» **THE PROBLEM**
Look below and pull out each line with the word "Sledování".

________________________________________

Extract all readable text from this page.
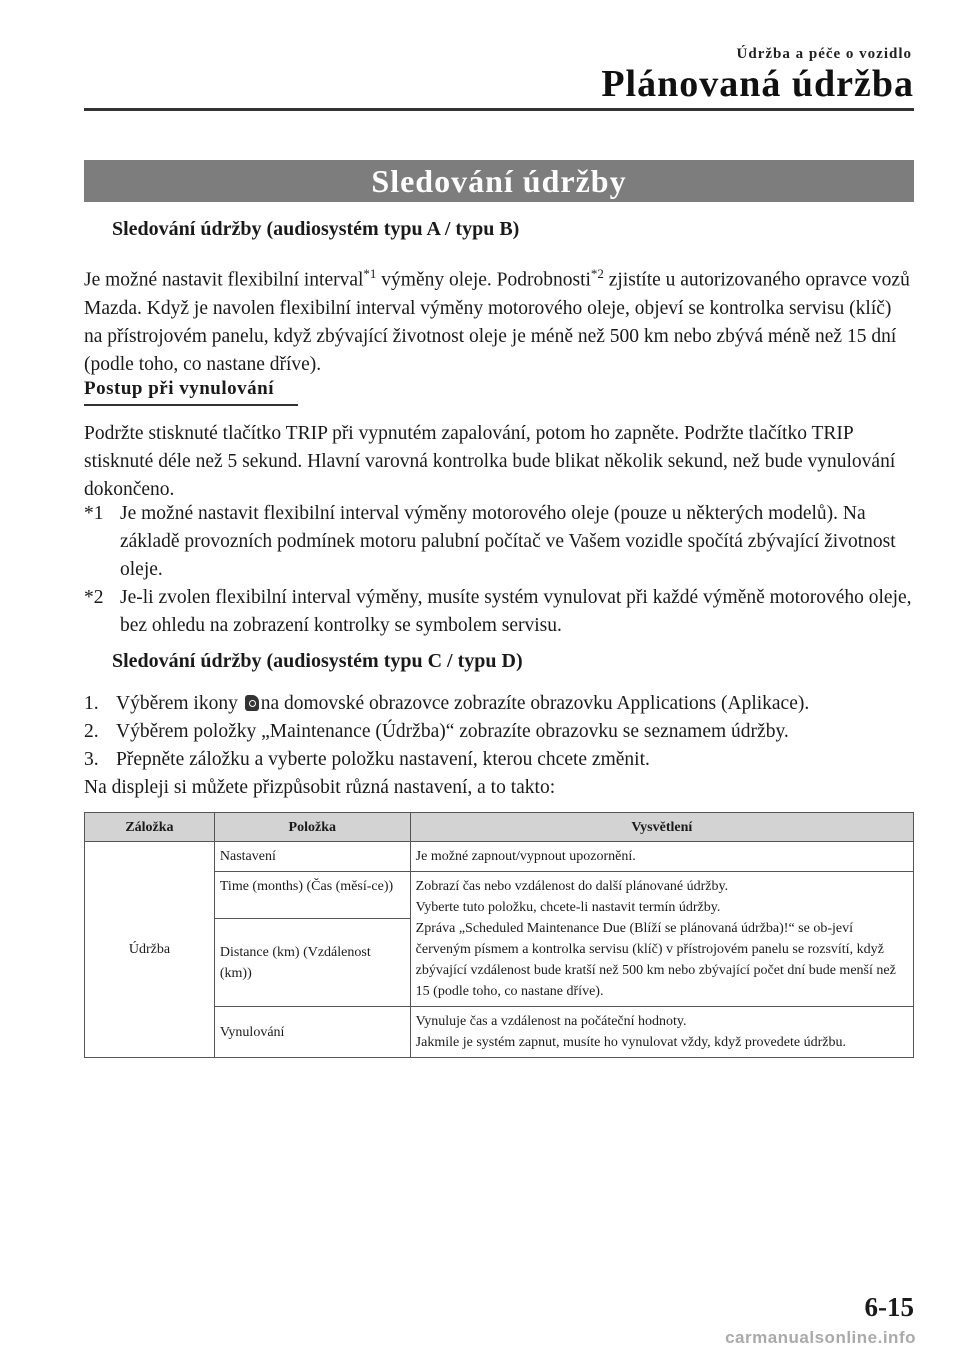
Údržba a péče o vozidlo
Plánovaná údržba
Sledování údržby
Sledování údržby (audiosystém typu A / typu B)
Je možné nastavit flexibilní interval$^{*1}$ výměny oleje. Podrobnosti$^{*2}$ zjistíte u autorizovaného opravce vozů Mazda. Když je navolen flexibilní interval výměny motorového oleje, objeví se kontrolka servisu (klíč) na přístrojovém panelu, když zbývající životnost oleje je méně než 500 km nebo zbývá méně než 15 dní (podle toho, co nastane dříve).
Postup při vynulování
Podržte stisknuté tlačítko TRIP při vypnutém zapalování, potom ho zapněte. Podržte tlačítko TRIP stisknuté déle než 5 sekund. Hlavní varovná kontrolka bude blikat několik sekund, než bude vynulování dokončeno.
*1 Je možné nastavit flexibilní interval výměny motorového oleje (pouze u některých modelů). Na základě provozních podmínek motoru palubní počítač ve Vašem vozidle spočítá zbývající životnost oleje.
*2 Je-li zvolen flexibilní interval výměny, musíte systém vynulovat při každé výměně motorového oleje, bez ohledu na zobrazení kontrolky se symbolem servisu.
Sledování údržby (audiosystém typu C / typu D)
1. Výběrem ikony na domovské obrazovce zobrazíte obrazovku Applications (Aplikace).
2. Výběrem položky „Maintenance (Údržba)“ zobrazíte obrazovku se seznamem údržby.
3. Přepněte záložku a vyberte položku nastavení, kterou chcete změnit.
Na displeji si můžete přizpůsobit různá nastavení, a to takto:
Záložka	Položka	Vysvětlení
Údržba	Nastavení	Je možné zapnout/vypnout upozornění.
	Time (months) (Čas (měsí-ce))	Zobrazí čas nebo vzdálenost do další plánované údržby.
Vyberte tuto položku, chcete-li nastavit termín údržby.
Zpráva „Scheduled Maintenance Due (Blíží se plánovaná údržba)!“ se ob-jeví červeným písmem a kontrolka servisu (klíč) v přístrojovém panelu se rozsvítí, když zbývající vzdálenost bude kratší než 500 km nebo zbývající počet dní bude menší než 15 (podle toho, co nastane dříve).

	Distance (km) (Vzdálenost (km))	
	Vynulování	Vynuluje čas a vzdálenost na počáteční hodnoty.
Jakmile je systém zapnut, musíte ho vynulovat vždy, když provedete údržbu.
6-15
carmanualsonline.info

________________________________________

» **RESULT**
Sledování údržby
Sledování údržby (audiosystém typu A / typu B)
Sledování údržby (audiosystém typu C / typu D)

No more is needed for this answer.